▶ Exercise prompt
Repeat the full listing, word for word.

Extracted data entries
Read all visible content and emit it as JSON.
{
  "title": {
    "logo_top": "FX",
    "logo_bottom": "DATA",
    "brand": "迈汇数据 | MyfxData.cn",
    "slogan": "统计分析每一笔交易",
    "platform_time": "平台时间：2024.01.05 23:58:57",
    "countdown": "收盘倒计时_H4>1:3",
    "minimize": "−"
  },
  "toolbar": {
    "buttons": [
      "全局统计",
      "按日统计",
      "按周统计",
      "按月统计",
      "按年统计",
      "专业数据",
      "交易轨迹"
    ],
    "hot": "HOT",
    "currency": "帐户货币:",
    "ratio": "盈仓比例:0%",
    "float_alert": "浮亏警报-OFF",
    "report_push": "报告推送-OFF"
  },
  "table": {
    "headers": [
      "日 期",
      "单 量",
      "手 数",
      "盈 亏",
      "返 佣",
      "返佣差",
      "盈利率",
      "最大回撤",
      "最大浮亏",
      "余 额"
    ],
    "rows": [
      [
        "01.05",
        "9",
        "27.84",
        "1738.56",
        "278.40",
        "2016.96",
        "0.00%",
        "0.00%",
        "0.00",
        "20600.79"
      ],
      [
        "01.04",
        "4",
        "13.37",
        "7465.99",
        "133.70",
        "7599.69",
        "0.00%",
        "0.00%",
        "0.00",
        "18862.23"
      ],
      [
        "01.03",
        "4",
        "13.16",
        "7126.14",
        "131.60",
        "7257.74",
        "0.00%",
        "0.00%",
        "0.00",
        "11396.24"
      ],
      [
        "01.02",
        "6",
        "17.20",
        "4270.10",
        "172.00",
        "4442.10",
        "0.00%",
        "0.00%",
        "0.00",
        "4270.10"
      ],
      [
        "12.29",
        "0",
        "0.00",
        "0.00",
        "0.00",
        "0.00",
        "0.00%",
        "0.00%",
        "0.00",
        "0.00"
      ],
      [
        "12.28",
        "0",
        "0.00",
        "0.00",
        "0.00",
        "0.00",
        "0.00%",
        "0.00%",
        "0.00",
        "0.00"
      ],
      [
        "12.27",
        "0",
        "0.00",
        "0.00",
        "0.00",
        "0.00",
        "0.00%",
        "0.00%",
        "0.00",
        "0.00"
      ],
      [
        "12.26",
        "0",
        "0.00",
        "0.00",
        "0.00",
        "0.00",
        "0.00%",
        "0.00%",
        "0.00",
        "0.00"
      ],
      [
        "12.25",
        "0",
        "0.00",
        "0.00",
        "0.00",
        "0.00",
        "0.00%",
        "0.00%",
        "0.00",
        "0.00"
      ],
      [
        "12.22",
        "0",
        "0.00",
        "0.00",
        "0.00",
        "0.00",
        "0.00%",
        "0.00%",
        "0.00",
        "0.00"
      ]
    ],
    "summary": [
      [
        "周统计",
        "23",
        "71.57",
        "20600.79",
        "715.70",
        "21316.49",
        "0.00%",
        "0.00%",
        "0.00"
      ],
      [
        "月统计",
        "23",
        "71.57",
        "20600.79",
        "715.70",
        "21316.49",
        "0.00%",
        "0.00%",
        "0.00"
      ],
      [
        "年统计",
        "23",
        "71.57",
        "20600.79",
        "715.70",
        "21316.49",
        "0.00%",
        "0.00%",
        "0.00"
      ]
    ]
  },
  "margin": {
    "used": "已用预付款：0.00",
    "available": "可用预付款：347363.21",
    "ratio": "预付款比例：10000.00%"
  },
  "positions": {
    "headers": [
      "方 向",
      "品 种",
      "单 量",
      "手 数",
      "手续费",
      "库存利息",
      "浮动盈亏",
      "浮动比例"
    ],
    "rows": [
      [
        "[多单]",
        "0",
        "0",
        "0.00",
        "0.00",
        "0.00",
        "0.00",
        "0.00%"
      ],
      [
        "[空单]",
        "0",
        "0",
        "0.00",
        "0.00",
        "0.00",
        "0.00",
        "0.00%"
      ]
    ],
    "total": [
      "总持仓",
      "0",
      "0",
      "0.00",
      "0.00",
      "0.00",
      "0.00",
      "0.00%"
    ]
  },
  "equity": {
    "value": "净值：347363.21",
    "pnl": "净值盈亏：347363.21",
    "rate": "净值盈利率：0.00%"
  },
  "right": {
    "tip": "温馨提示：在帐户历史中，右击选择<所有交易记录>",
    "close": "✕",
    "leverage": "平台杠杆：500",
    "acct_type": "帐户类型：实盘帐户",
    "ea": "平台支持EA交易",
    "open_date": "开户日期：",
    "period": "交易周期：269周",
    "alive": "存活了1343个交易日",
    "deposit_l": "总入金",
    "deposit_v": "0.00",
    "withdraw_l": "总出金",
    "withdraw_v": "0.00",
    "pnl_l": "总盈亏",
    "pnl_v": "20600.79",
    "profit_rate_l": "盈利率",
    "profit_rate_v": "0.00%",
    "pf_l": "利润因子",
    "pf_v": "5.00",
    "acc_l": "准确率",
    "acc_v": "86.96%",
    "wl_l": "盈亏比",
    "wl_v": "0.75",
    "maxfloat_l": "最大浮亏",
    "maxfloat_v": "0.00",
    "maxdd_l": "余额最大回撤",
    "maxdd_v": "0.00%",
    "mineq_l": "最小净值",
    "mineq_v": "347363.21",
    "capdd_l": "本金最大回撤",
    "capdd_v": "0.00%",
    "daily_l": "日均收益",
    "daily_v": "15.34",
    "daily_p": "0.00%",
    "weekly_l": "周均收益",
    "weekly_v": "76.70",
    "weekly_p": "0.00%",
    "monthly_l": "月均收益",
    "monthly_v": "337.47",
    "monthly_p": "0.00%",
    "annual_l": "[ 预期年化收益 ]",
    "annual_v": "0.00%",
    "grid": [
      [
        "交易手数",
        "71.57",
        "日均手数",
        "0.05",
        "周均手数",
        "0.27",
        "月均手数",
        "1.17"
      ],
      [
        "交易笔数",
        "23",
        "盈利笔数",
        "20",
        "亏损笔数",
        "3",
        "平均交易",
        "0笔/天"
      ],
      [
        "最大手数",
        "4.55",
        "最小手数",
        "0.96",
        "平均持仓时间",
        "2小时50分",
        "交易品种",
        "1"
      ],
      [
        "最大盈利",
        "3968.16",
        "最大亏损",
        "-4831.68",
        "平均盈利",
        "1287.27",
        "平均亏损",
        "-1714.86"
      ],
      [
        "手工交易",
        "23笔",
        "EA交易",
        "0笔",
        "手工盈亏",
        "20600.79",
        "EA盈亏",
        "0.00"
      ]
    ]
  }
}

▶ Correct output
Read all visible content and emit it as JSON.
{
  "title": {
    "logo_top": "FX",
    "logo_bottom": "DATA",
    "brand": "迈汇数据 | MyfxData.cn",
    "slogan": "统计分析每一笔交易",
    "platform_time": "平台时间：2024.01.05 23:58:57",
    "countdown": "收盘倒计时_H4>1:3",
    "minimize": "−"
  },
  "toolbar": {
    "buttons": [
      "全局统计",
      "按日统计",
      "按周统计",
      "按月统计",
      "按年统计",
      "专业数据",
      "交易轨迹"
    ],
    "hot": "HOT",
    "currency": "帐户货币:",
    "ratio": "盈仓比例:0%",
    "float_alert": "浮亏警报-OFF",
    "report_push": "报告推送-OFF"
  },
  "table": {
    "headers": [
      "日 期",
      "单 量",
      "手 数",
      "盈 亏",
      "返 佣",
      "返佣差",
      "盈利率",
      "最大回撤",
      "最大浮亏",
      "余 额"
    ],
    "rows": [
      [
        "01.05",
        "9",
        "27.84",
        "1738.56",
        "278.40",
        "2016.96",
        "0.00%",
        "0.00%",
        "0.00",
        "20600.79"
      ],
      [
        "01.04",
        "4",
        "13.37",
        "7465.99",
        "133.70",
        "7599.69",
        "0.00%",
        "0.00%",
        "0.00",
        "18862.23"
      ],
      [
        "01.03",
        "4",
        "13.16",
        "7126.14",
        "131.60",
        "7257.74",
        "0.00%",
        "0.00%",
        "0.00",
        "11396.24"
      ],
      [
        "01.02",
        "6",
        "17.20",
        "4270.10",
        "172.00",
        "4442.10",
        "0.00%",
        "0.00%",
        "0.00",
        "4270.10"
      ],
      [
        "12.29",
        "0",
        "0.00",
        "0.00",
        "0.00",
        "0.00",
        "0.00%",
        "0.00%",
        "0.00",
        "0.00"
      ],
      [
        "12.28",
        "0",
        "0.00",
        "0.00",
        "0.00",
        "0.00",
        "0.00%",
        "0.00%",
        "0.00",
        "0.00"
      ],
      [
        "12.27",
        "0",
        "0.00",
        "0.00",
        "0.00",
        "0.00",
        "0.00%",
        "0.00%",
        "0.00",
        "0.00"
      ],
      [
        "12.26",
        "0",
        "0.00",
        "0.00",
        "0.00",
        "0.00",
        "0.00%",
        "0.00%",
        "0.00",
        "0.00"
      ],
      [
        "12.25",
        "0",
        "0.00",
        "0.00",
        "0.00",
        "0.00",
        "0.00%",
        "0.00%",
        "0.00",
        "0.00"
      ],
      [
        "12.22",
        "0",
        "0.00",
        "0.00",
        "0.00",
        "0.00",
        "0.00%",
        "0.00%",
        "0.00",
        "0.00"
      ]
    ],
    "summary": [
      [
        "周统计",
        "23",
        "71.57",
        "20600.79",
        "715.70",
        "21316.49",
        "0.00%",
        "0.00%",
        "0.00"
      ],
      [
        "月统计",
        "23",
        "71.57",
        "20600.79",
        "715.70",
        "21316.49",
        "0.00%",
        "0.00%",
        "0.00"
      ],
      [
        "年统计",
        "23",
        "71.57",
        "20600.79",
        "715.70",
        "21316.49",
        "0.00%",
        "0.00%",
        "0.00"
      ]
    ]
  },
  "margin": {
    "used": "已用预付款：0.00",
    "available": "可用预付款：347363.21",
    "ratio": "预付款比例：10000.00%"
  },
  "positions": {
    "headers": [
      "方 向",
      "品 种",
      "单 量",
      "手 数",
      "手续费",
      "库存利息",
      "浮动盈亏",
      "浮动比例"
    ],
    "rows": [
      [
        "[多单]",
        "0",
        "0",
        "0.00",
        "0.00",
        "0.00",
        "0.00",
        "0.00%"
      ],
      [
        "[空单]",
        "0",
        "0",
        "0.00",
        "0.00",
        "0.00",
        "0.00",
        "0.00%"
      ]
    ],
    "total": [
      "总持仓",
      "0",
      "0",
      "0.00",
      "0.00",
      "0.00",
      "0.00",
      "0.00%"
    ]
  },
  "equity": {
    "value": "净值：347363.21",
    "pnl": "净值盈亏：347363.21",
    "rate": "净值盈利率：0.00%"
  },
  "right": {
    "tip": "温馨提示：在帐户历史中，右击选择<所有交易记录>",
    "close": "✕",
    "leverage": "平台杠杆：500",
    "acct_type": "帐户类型：实盘帐户",
    "ea": "平台支持EA交易",
    "open_date": "开户日期：",
    "period": "交易周期：269周",
    "alive": "存活了1343个交易日",
    "deposit_l": "总入金",
    "deposit_v": "0.00",
    "withdraw_l": "总出金",
    "withdraw_v": "0.00",
    "pnl_l": "总盈亏",
    "pnl_v": "20600.79",
    "profit_rate_l": "盈利率",
    "profit_rate_v": "0.00%",
    "pf_l": "利润因子",
    "pf_v": "5.00",
    "acc_l": "准确率",
    "acc_v": "86.96%",
    "wl_l": "盈亏比",
    "wl_v": "0.75",
    "maxfloat_l": "最大浮亏",
    "maxfloat_v": "0.00",
    "maxdd_l": "余额最大回撤",
    "maxdd_v": "0.00%",
    "mineq_l": "最小净值",
    "mineq_v": "347363.21",
    "capdd_l": "本金最大回撤",
    "capdd_v": "0.00%",
    "daily_l": "日均收益",
    "daily_v": "15.34",
    "daily_p": "0.00%",
    "weekly_l": "周均收益",
    "weekly_v": "76.70",
    "weekly_p": "0.00%",
    "monthly_l": "月均收益",
    "monthly_v": "337.47",
    "monthly_p": "0.00%",
    "annual_l": "[ 预期年化收益 ]",
    "annual_v": "0.00%",
    "grid": [
      [
        "交易手数",
        "71.57",
        "日均手数",
        "0.05",
        "周均手数",
        "0.27",
        "月均手数",
        "1.17"
      ],
      [
        "交易笔数",
        "23",
        "盈利笔数",
        "20",
        "亏损笔数",
        "3",
        "平均交易",
        "0笔/天"
      ],
      [
        "最大手数",
        "4.55",
        "最小手数",
        "0.96",
        "平均持仓时间",
        "2小时50分",
        "交易品种",
        "1"
      ],
      [
        "最大盈利",
        "3968.16",
        "最大亏损",
        "-4831.68",
        "平均盈利",
        "1287.27",
        "平均亏损",
        "-1714.86"
      ],
      [
        "手工交易",
        "23笔",
        "EA交易",
        "0笔",
        "手工盈亏",
        "20600.79",
        "EA盈亏",
        "0.00"
      ]
    ]
  }
}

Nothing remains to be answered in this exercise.